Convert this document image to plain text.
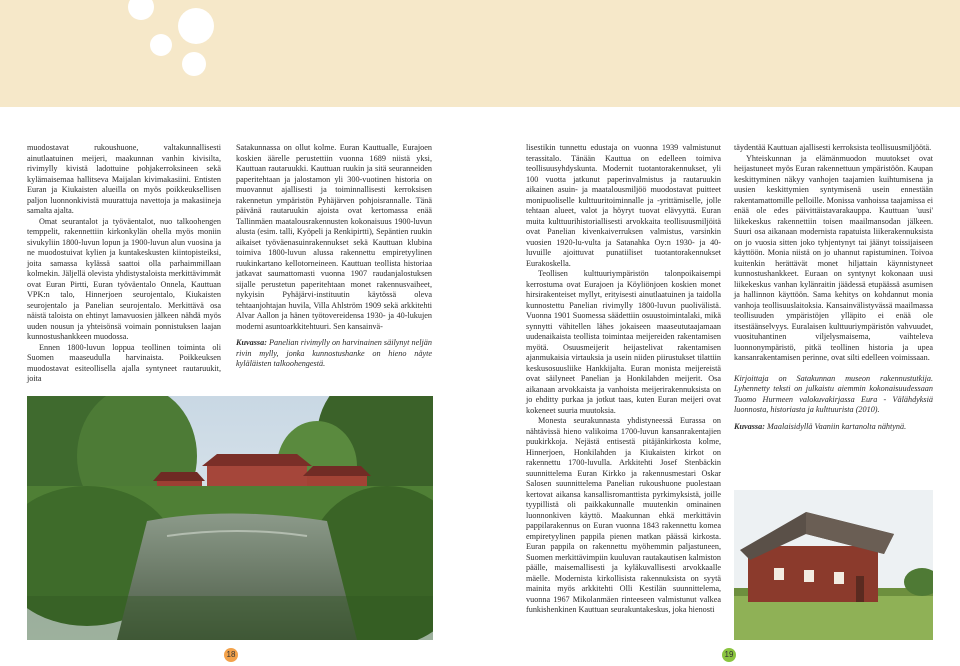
muodostavat rukoushuone, valtakunnallisesti ainutlaatuinen meijeri, maakunnan vanhin kivisilta, rivimylly kivistä ladottuine pohjakerroksineen sekä kylämaisemaa hallitseva Maijalan kivimakasiini. Entisten Euran ja Kiukaisten alueilla on myös poikkeuksellisen paljon luonnonkivistä muurattuja navettoja ja makasiineja samalta ajalta.

Omat seurantalot ja työväentalot, nuo talkoohengen temppelit, rakennettiin kirkonkylän ohella myös moniin sivukyliin 1800-luvun lopun ja 1900-luvun alun vuosina ja ne muodostuivat kylien ja kuntakeskusten kiintopisteiksi, joita samassa kylässä saattoi olla parhaimmillaan kolmekin. Jäljellä olevista yhdistystaloista merkittävimmät ovat Euran Pirtti, Euran työväentalo Onnela, Kauttuan VPK:n talo, Hinnerjoen seurojentalo, Kiukaisten seurojentalo ja Panelian seurojentalo. Merkittävä osa näistä taloista on ehtinyt lamavuosien jälkeen nähdä myös uuden nousun ja yhteisönsä voimain ponnistuksen laajan kunnostushankkeen muodossa.

Ennen 1800-luvun loppua teollinen toiminta oli Suomen maaseudulla harvinaista. Poikkeuksen muodostavat esiteollisella ajalla syntyneet rautaruukit, joita

Satakunnassa on ollut kolme. Euran Kauttualle, Eurajoen koskien äärelle perustettiin vuonna 1689 niistä yksi, Kauttuan rautaruukki. Kauttuan ruukin ja sitä seuranneiden paperitehtaan ja jalostamon yli 300-vuotinen historia on muovannut ajallisesti ja toiminnallisesti kerroksisen rakennetun ympäristön Pyhäjärven pohjoisrannalle. Tänä päivänä rautaruukin ajoista ovat kertomassa enää Tallinmäen maatalousrakennusten kokonaisuus 1900-luvun alusta (esim. talli, Kyöpeli ja Renkipirtti), Sepäntien ruukin aikaiset työväenasuinrakennukset sekä Kauttuan klubina toimiva 1800-luvun alussa rakennettu empiretyylinen ruukinkartano kellotorneineen. Kauttuan teollista historiaa jatkavat saumattomasti vuonna 1907 raudanjalostuksen sijalle perustetun paperitehtaan monet rakennusvaiheet, nykyisin Pyhäjärvi-instituutin käytössä oleva tehtaanjohtajan huvila, Villa Ahlström 1909 sekä arkkitehti Alvar Aallon ja hänen työtovereidensa 1930- ja 40-lukujen moderni asuntoarkkitehtuuri. Sen kansainvä-

Kuvassa: Panelian rivimylly on harvinainen säilynyt neljän rivin mylly, jonka kunnostushanke on hieno näyte kyläläisten talkoohengestä.

18

lisestikin tunnettu edustaja on vuonna 1939 valmistunut terassitalo. Tänään Kauttua on edelleen toimiva teollisuusyhdyskunta. Modernit tuotantorakennukset, yli 100 vuotta jatkunut paperinvalmistus ja rautaruukin aikainen asuin- ja maatalousmiljöö muodostavat puitteet monipuoliselle kulttuuritoiminnalle ja -yrittämiselle, jolle tehtaan alueet, valot ja höyryt tuovat elävyyttä. Euran muita kulttuurihistoriallisesti arvokkaita teollisuusmiljöitä ovat Panelian kivenkaiverruksen valmistus, varsinkin vuosien 1920-lu-vulta ja Satanahka Oy:n 1930- ja 40-luvuille ajoittuvat punatiiliset tuotantorakennukset Eurakoskella.

Teollisen kulttuuriympäristön talonpoikaisempi kerrostuma ovat Eurajoen ja Köyliönjoen koskien monet hirsirakenteiset myllyt, erityisesti ainutlaatuinen ja taidolla kunnostettu Panelian rivimylly 1800-luvun puolivälistä. Vuonna 1901 Suomessa säädettiin osuustoimintalaki, mikä synnytti vähitellen lähes jokaiseen maaseututaajamaan uudenaikaista teollista toimintaa meijereiden rakentamisen myötä. Osuusmeijerit heijastelivat rakentamisen ajanmukaisia virtauksia ja usein niiden piirustukset tilattiin keskusosuusliike Hankkijalta. Euran monista meijereistä ovat säilyneet Panelian ja Honkilahden meijerit. Osa aikanaan arvokkaista ja vanhoista meijerirakennuksista on jo ehditty purkaa ja jotkut taas, kuten Euran meijeri ovat kokeneet suuria muutoksia.

Monesta seurakunnasta yhdistyneessä Eurassa on nähtävissä hieno valikoima 1700-luvun kansanrakentajien puukirkkoja. Nejästä entisestä pitäjänkirkosta kolme, Hinnerjoen, Honkilahden ja Kiukaisten kirkot on rakennettu 1700-luvulla. Arkkitehti Josef Stenbäckin suunnittelema Euran Kirkko ja rakennusmestari Oskar Salosen suunnittelema Panelian rukoushuone puolestaan kertovat aikansa kansallisromanttista pyrkimyksistä, joille tyypillistä oli paikkakunnalle muutenkin ominainen luonnonkiven käyttö. Maakunnan ehkä merkittävin pappilarakennus on Euran vuonna 1843 rakennettu komea empiretyylinen pappila pienen matkan päässä kirkosta. Euran pappila on rakennettu myöhemmin paljastuneen, Suomen merkittävimpiin kuuluvan rautakautisen kalmiston päälle, maisemallisesti ja kyläkuvallisesti arvokkaalle mäelle. Modernista kirkollisista rakennuksista on syytä mainita myös arkkitehti Olli Kestilän suunnittelema, vuonna 1967 Mikolanmäen rinteeseen valmistunut valkea funkishenkinen Kauttuan seurakuntakeskus, joka hienosti

täydentää Kauttuan ajallisesti kerroksista teollisuusmiljöötä.

Yhteiskunnan ja elämänmuodon muutokset ovat heijastuneet myös Euran rakennettuun ympäristöön. Kaupan keskittyminen näkyy vanhojen taajamien kuihtumisena ja uusien keskittymien syntymisenä usein ennestään rakentamattomille pelloille. Monissa vanhoissa taajamissa ei enää ole edes päivittäistavarakauppa. Kauttuan 'uusi' liikekeskus rakennettiin toisen maailmansodan jälkeen. Suuri osa aikanaan modernista rapatuista liikerakennuksista on jo vuosia sitten joko tyhjentynyt tai jäänyt toissijaiseen käyttöön. Monia niistä on jo uhannut rapistuminen. Toivoa kuitenkin herättävät monet hiljattain käynnistyneet kunnostushankkeet. Euraan on syntynyt kokonaan uusi liikekeskus vanhan kylänraitin jäädessä etupäässä asumisen ja hallinnon käyttöön. Sama kehitys on kohdannut monia vanhoja teollisuuslaitoksia. Kansainvälistyvässä maailmassa teollisuuden ympäristöjen ylläpito ei enää ole itsestäänselvyys. Euralaisen kulttuuriympäristön vahvuudet, vuosituhantinen viljelysmaisema, vaihteleva luonnonympäristö, pitkä teollinen historia ja upea kansanrakentamisen perinne, ovat silti edelleen voimissaan.

Kirjoittaja on Satakunnan museon rakennustutkija. Lyhennetty teksti on julkaistu aiemmin kokonaisuudessaan Tuomo Hurmeen valokuvakirjassa Eura - Välähdyksiä luonnosta, historiasta ja kulttuurista (2010).

Kuvassa: Maalaisidyllä Vaaniin kartanolta nähtynä.

19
========================
EXERCISE GOAL >> Pull out every line of the records above that contains the word "joita".

PROBLEM SOLUTION >>
Omat seurantalot ja työväentalot, nuo talkoohengen temppelit, rakennettiin kirkonkylän ohella myös moniin sivukyliin 1800-luvun lopun ja 1900-luvun alun vuosina ja ne muodostuivat kylien ja kuntakeskusten kiintopisteiksi, joita samassa kylässä saattoi olla parhaimmillaan kolmekin. Jäljellä olevista yhdistystaloista merkittävimmät ovat Euran Pirtti, Euran työväentalo Onnela, Kauttuan VPK:n talo, Hinnerjoen seurojentalo, Kiukaisten seurojentalo ja Panelian seurojentalo. Merkittävä osa näistä taloista on ehtinyt lamavuosien jälkeen nähdä myös uuden nousun ja yhteisönsä voimain ponnistuksen laajan kunnostushankkeen muodossa.
Ennen 1800-luvun loppua teollinen toiminta oli Suomen maaseudulla harvinaista. Poikkeuksen muodostavat esiteollisella ajalla syntyneet rautaruukit, joita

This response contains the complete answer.